─── The records

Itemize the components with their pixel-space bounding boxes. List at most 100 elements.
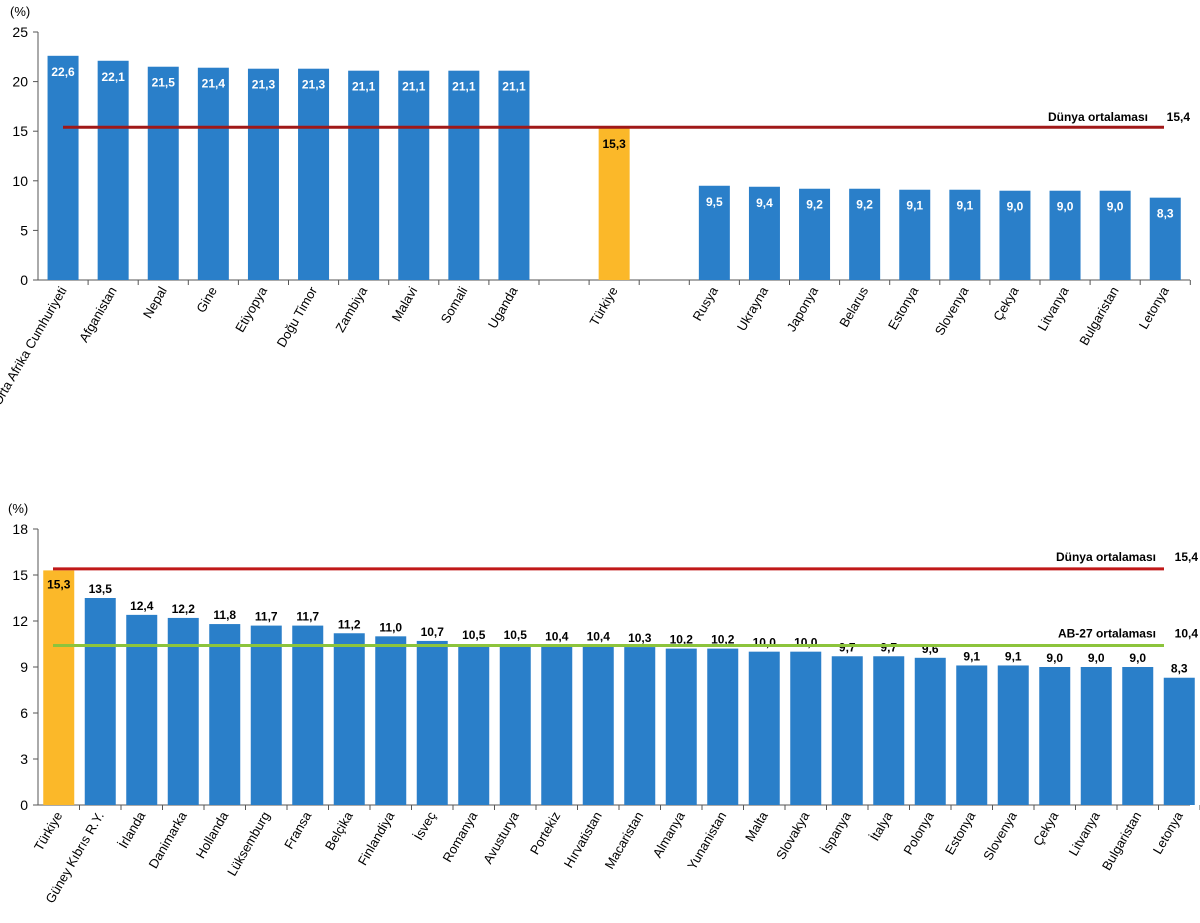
bar-value-label: 10,2 xyxy=(670,633,694,647)
category-label: Çekya xyxy=(1030,808,1062,848)
bar xyxy=(167,617,199,805)
bar-value-label: 15,3 xyxy=(602,137,626,151)
bar-value-label: 21,3 xyxy=(252,78,276,92)
category-label: Polonya xyxy=(900,808,937,857)
bar xyxy=(624,647,656,805)
bar-value-label: 11,0 xyxy=(379,620,402,634)
category-label: Bulgaristan xyxy=(1099,809,1145,873)
bar-value-label: 11,2 xyxy=(338,617,361,631)
reference-value: 15,4 xyxy=(1175,550,1199,564)
category-label: Portekiz xyxy=(527,809,563,857)
category-label: Hollanda xyxy=(193,808,232,861)
bar xyxy=(47,55,79,280)
bar-value-label: 10,4 xyxy=(587,630,611,644)
bar-value-label: 9,1 xyxy=(906,199,923,213)
category-label: Slovenya xyxy=(980,808,1020,862)
y-tick-label: 9 xyxy=(20,659,28,675)
category-label: Finlandiya xyxy=(355,808,398,867)
bar-value-label: 9,0 xyxy=(1107,200,1124,214)
category-label: Letonya xyxy=(1136,283,1173,331)
bar xyxy=(997,665,1029,805)
category-label: Çekya xyxy=(990,283,1022,323)
bar-value-label: 10,5 xyxy=(462,628,486,642)
bar-value-label: 21,4 xyxy=(202,77,226,91)
bar-value-label: 9,0 xyxy=(1057,200,1074,214)
bar xyxy=(250,625,282,805)
bar-value-label: 10,0 xyxy=(794,636,818,650)
bar xyxy=(541,645,573,805)
bar-value-label: 9,1 xyxy=(1005,649,1022,663)
bar-highlight xyxy=(598,128,630,280)
bar xyxy=(1039,667,1071,805)
category-label: Yunanistan xyxy=(684,809,729,872)
y-tick-label: 15 xyxy=(12,567,28,583)
bar-value-label: 10,0 xyxy=(753,636,777,650)
category-label: Türkiye xyxy=(586,284,620,328)
bar xyxy=(84,598,116,805)
bar-value-label: 10,3 xyxy=(628,631,652,645)
bar xyxy=(790,651,822,805)
bar-value-label: 9,6 xyxy=(922,642,939,656)
reference-value: 10,4 xyxy=(1175,627,1199,641)
category-label: Fransa xyxy=(281,808,315,851)
y-tick-label: 3 xyxy=(20,751,28,767)
bar-value-label: 21,1 xyxy=(402,80,426,94)
y-tick-label: 12 xyxy=(12,613,28,629)
y-tick-label: 0 xyxy=(20,797,28,813)
bar-value-label: 11,7 xyxy=(296,610,319,624)
category-label: Doğu Timor xyxy=(274,283,321,349)
category-label: İtalya xyxy=(867,808,896,843)
bar xyxy=(247,68,279,280)
bar-value-label: 9,4 xyxy=(756,196,773,210)
bar-value-label: 13,5 xyxy=(89,582,113,596)
bar xyxy=(1080,667,1112,805)
bar-value-label: 12,2 xyxy=(172,602,196,616)
bar xyxy=(209,624,241,805)
bar-value-label: 9,0 xyxy=(1129,651,1146,665)
bar-value-label: 9,0 xyxy=(1046,651,1063,665)
bar-value-label: 9,7 xyxy=(839,640,856,654)
bar-value-label: 22,6 xyxy=(51,65,75,79)
bar-value-label: 8,3 xyxy=(1157,207,1174,221)
bar xyxy=(899,189,931,280)
category-label: Orta Afrika Cumhuriyeti xyxy=(0,284,70,408)
bar xyxy=(873,656,905,805)
category-label: Danimarka xyxy=(145,808,190,871)
bar xyxy=(1049,190,1081,280)
bar xyxy=(949,189,981,280)
bar xyxy=(298,68,330,280)
bar xyxy=(197,67,229,280)
bar-value-label: 21,5 xyxy=(152,76,176,90)
bar xyxy=(333,633,365,805)
bar-value-label: 9,0 xyxy=(1088,651,1105,665)
bar xyxy=(499,644,531,805)
bar-value-label: 9,0 xyxy=(1007,200,1024,214)
category-label: Nepal xyxy=(140,284,170,321)
bar xyxy=(416,640,448,805)
bar-value-label: 9,5 xyxy=(706,195,723,209)
category-label: Letonya xyxy=(1150,808,1187,856)
bar-value-label: 9,2 xyxy=(806,198,823,212)
bar xyxy=(831,656,863,805)
bar-value-label: 10,7 xyxy=(421,625,445,639)
bar-highlight xyxy=(43,570,75,805)
y-tick-label: 18 xyxy=(12,521,28,537)
bar xyxy=(448,70,480,280)
bar-value-label: 21,1 xyxy=(502,80,526,94)
bar xyxy=(147,66,179,280)
bar-value-label: 15,3 xyxy=(47,577,71,591)
reference-label: AB-27 ortalaması xyxy=(1058,627,1156,641)
y-tick-label: 6 xyxy=(20,705,28,721)
bar-value-label: 8,3 xyxy=(1171,662,1188,676)
category-label: Hırvatistan xyxy=(561,809,605,870)
bar xyxy=(348,70,380,280)
bar xyxy=(698,185,730,280)
reference-value: 15,4 xyxy=(1167,110,1191,124)
bar-value-label: 12,4 xyxy=(130,599,154,613)
category-label: Etiyopya xyxy=(232,283,270,334)
bar xyxy=(914,657,946,805)
category-label: Estonya xyxy=(942,808,979,857)
bar-value-label: 9,1 xyxy=(963,649,980,663)
y-unit-label: (%) xyxy=(8,501,28,516)
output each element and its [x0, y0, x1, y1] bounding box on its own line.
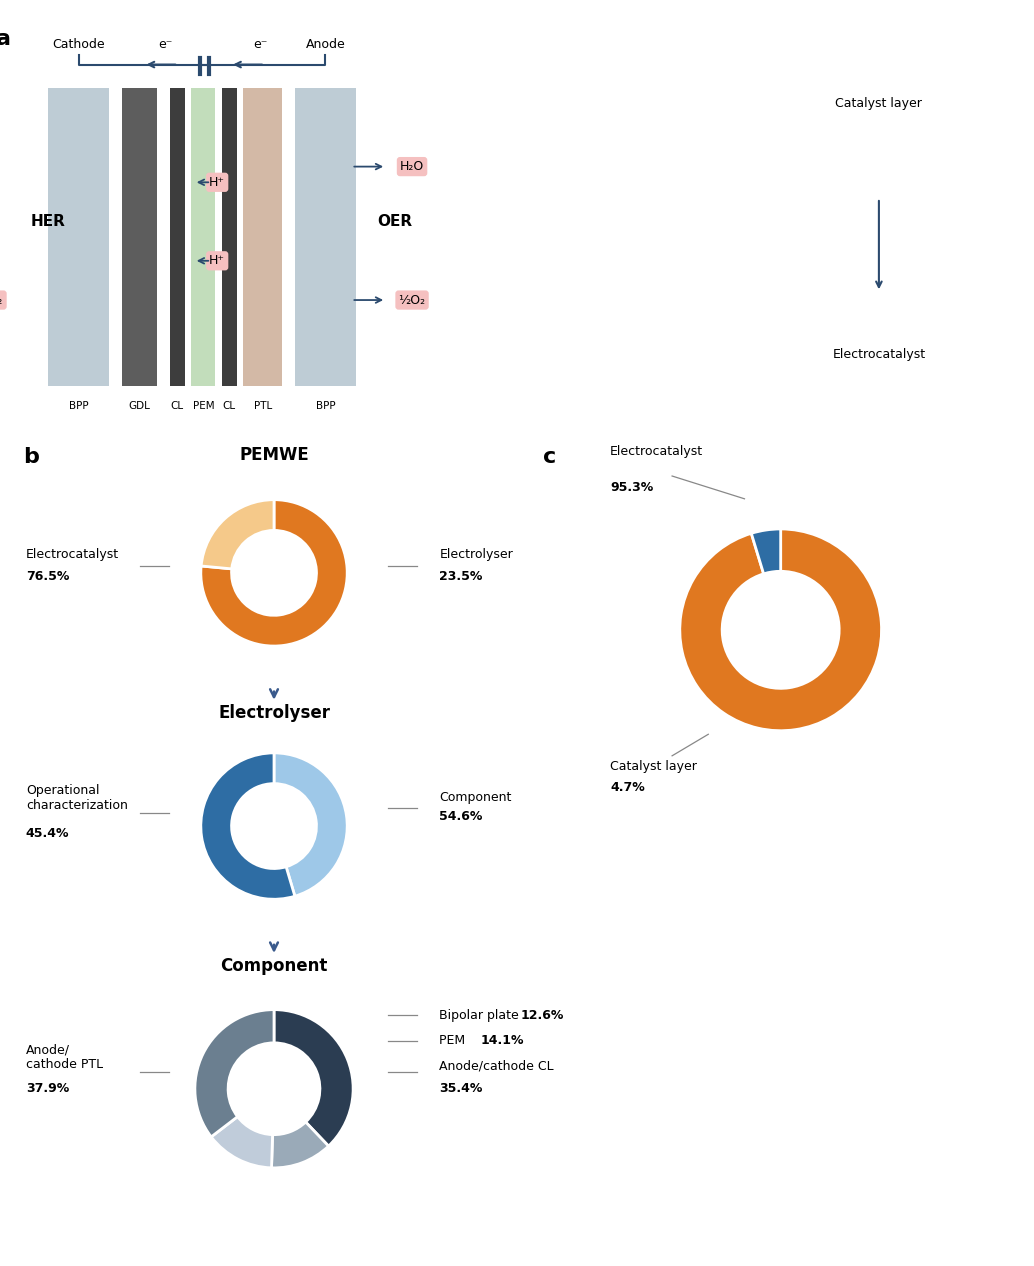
Bar	[122, 89, 156, 386]
Text: PTL: PTL	[254, 401, 272, 411]
Text: PEM: PEM	[439, 1034, 474, 1047]
Text: 37.9%: 37.9%	[26, 1082, 69, 1095]
Text: 54.6%: 54.6%	[439, 810, 483, 823]
Text: c: c	[543, 447, 556, 467]
Text: Electrocatalyst: Electrocatalyst	[610, 446, 703, 458]
Text: H₂O: H₂O	[400, 160, 424, 173]
Text: 23.5%: 23.5%	[439, 570, 483, 582]
Text: BPP: BPP	[69, 401, 89, 411]
Text: H⁺: H⁺	[209, 254, 225, 267]
Text: Anode/
cathode PTL: Anode/ cathode PTL	[26, 1043, 103, 1071]
Text: e⁻: e⁻	[253, 38, 268, 52]
Text: e⁻: e⁻	[158, 38, 173, 52]
Text: OER: OER	[377, 214, 413, 229]
Text: CL: CL	[171, 401, 184, 411]
Text: CL: CL	[222, 401, 236, 411]
Text: Electrocatalyst: Electrocatalyst	[832, 348, 925, 362]
Text: 76.5%: 76.5%	[26, 570, 69, 582]
Text: 14.1%: 14.1%	[481, 1034, 524, 1047]
Text: Component: Component	[220, 957, 328, 975]
Text: 12.6%: 12.6%	[520, 1009, 564, 1022]
Text: Component: Component	[439, 791, 512, 804]
Wedge shape	[202, 500, 274, 568]
Text: PEMWE: PEMWE	[239, 446, 309, 463]
Text: Electrolyser: Electrolyser	[439, 548, 513, 561]
Bar	[295, 89, 356, 386]
Text: PEM: PEM	[192, 401, 214, 411]
Text: 95.3%: 95.3%	[610, 481, 653, 494]
Text: 45.4%: 45.4%	[26, 827, 69, 839]
Text: Electrolyser: Electrolyser	[218, 704, 330, 722]
Text: b: b	[23, 447, 38, 467]
Text: Operational
characterization: Operational characterization	[26, 784, 128, 812]
Text: H⁺: H⁺	[209, 176, 225, 189]
Bar	[170, 89, 185, 386]
Text: BPP: BPP	[315, 401, 335, 411]
Text: Catalyst layer: Catalyst layer	[610, 760, 697, 772]
Text: Bipolar plate: Bipolar plate	[439, 1009, 527, 1022]
Text: ½O₂: ½O₂	[398, 294, 426, 306]
Wedge shape	[194, 1010, 274, 1137]
Bar	[49, 89, 109, 386]
Wedge shape	[274, 753, 347, 896]
Text: Catalyst layer: Catalyst layer	[835, 97, 922, 110]
Text: 35.4%: 35.4%	[439, 1082, 483, 1095]
Wedge shape	[201, 753, 295, 899]
Wedge shape	[272, 1122, 329, 1167]
Bar	[243, 89, 282, 386]
Text: a: a	[0, 29, 11, 49]
Wedge shape	[752, 529, 781, 573]
Wedge shape	[274, 1010, 354, 1146]
Wedge shape	[211, 1117, 273, 1167]
Text: HER: HER	[31, 214, 66, 229]
Text: 4.7%: 4.7%	[610, 781, 645, 794]
Bar	[191, 89, 215, 386]
Wedge shape	[679, 529, 882, 730]
Text: Anode/cathode CL: Anode/cathode CL	[439, 1060, 554, 1072]
Text: Cathode: Cathode	[53, 38, 105, 52]
Text: Electrocatalyst: Electrocatalyst	[26, 548, 119, 561]
Text: Anode: Anode	[306, 38, 345, 52]
Text: H₂: H₂	[0, 294, 3, 306]
Wedge shape	[201, 500, 347, 646]
Text: GDL: GDL	[128, 401, 150, 411]
Bar	[221, 89, 237, 386]
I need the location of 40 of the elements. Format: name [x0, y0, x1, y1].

──────

> Problem to work on:
Rewrite the lines of the items above as a Markdown table with the columns "Row" and "Line", numbering each row and omitting blank lines. Begin at the line that contains "89, 156, 386]" and stop after the line that contains "704, 330, 722]".

> Answer to this exercise:
| Row | Line |
|---|---|
| 1 | Bar	[122, 89, 156, 386] |
| 2 | Text: PTL: PTL	[254, 401, 272, 411] |
| 3 | Text: PEM: PEM	[439, 1034, 474, 1047] |
| 4 | Text: 37.9%: 37.9%	[26, 1082, 69, 1095] |
| 5 | Text: 54.6%: 54.6%	[439, 810, 483, 823] |
| 6 | Text: c: c	[543, 447, 556, 467] |
| 7 | Text: Electrocatalyst: Electrocatalyst	[610, 446, 703, 458] |
| 8 | Text: H₂O: H₂O	[400, 160, 424, 173] |
| 9 | Text: 23.5%: 23.5%	[439, 570, 483, 582] |
| 10 | Text: BPP: BPP	[69, 401, 89, 411] |
| 11 | Text: H⁺: H⁺	[209, 254, 225, 267] |
| 12 | Text: Anode/ |
| 13 | cathode PTL: Anode/ cathode PTL	[26, 1043, 103, 1071] |
| 14 | Text: e⁻: e⁻	[253, 38, 268, 52] |
| 15 | Text: e⁻: e⁻	[158, 38, 173, 52] |
| 16 | Text: OER: OER	[377, 214, 413, 229] |
| 17 | Text: CL: CL	[171, 401, 184, 411] |
| 18 | Text: CL: CL	[222, 401, 236, 411] |
| 19 | Text: Electrocatalyst: Electrocatalyst	[832, 348, 925, 362] |
| 20 | Text: 76.5%: 76.5%	[26, 570, 69, 582] |
| 21 | Text: 14.1%: 14.1%	[481, 1034, 524, 1047] |
| 22 | Text: Component: Component	[220, 957, 328, 975] |
| 23 | Text: 12.6%: 12.6%	[520, 1009, 564, 1022] |
| 24 | Text: Component: Component	[439, 791, 512, 804] |
| 25 | Wedge shape	[202, 500, 274, 568] |
| 26 | Text: PEMWE: PEMWE	[239, 446, 309, 463] |
| 27 | Text: Electrolyser: Electrolyser	[439, 548, 513, 561] |
| 28 | Bar	[295, 89, 356, 386] |
| 29 | Text: PEM: PEM	[192, 401, 214, 411] |
| 30 | Text: 95.3%: 95.3%	[610, 481, 653, 494] |
| 31 | Text: 45.4%: 45.4%	[26, 827, 69, 839] |
| 32 | Text: Electrolyser: Electrolyser	[218, 704, 330, 722] |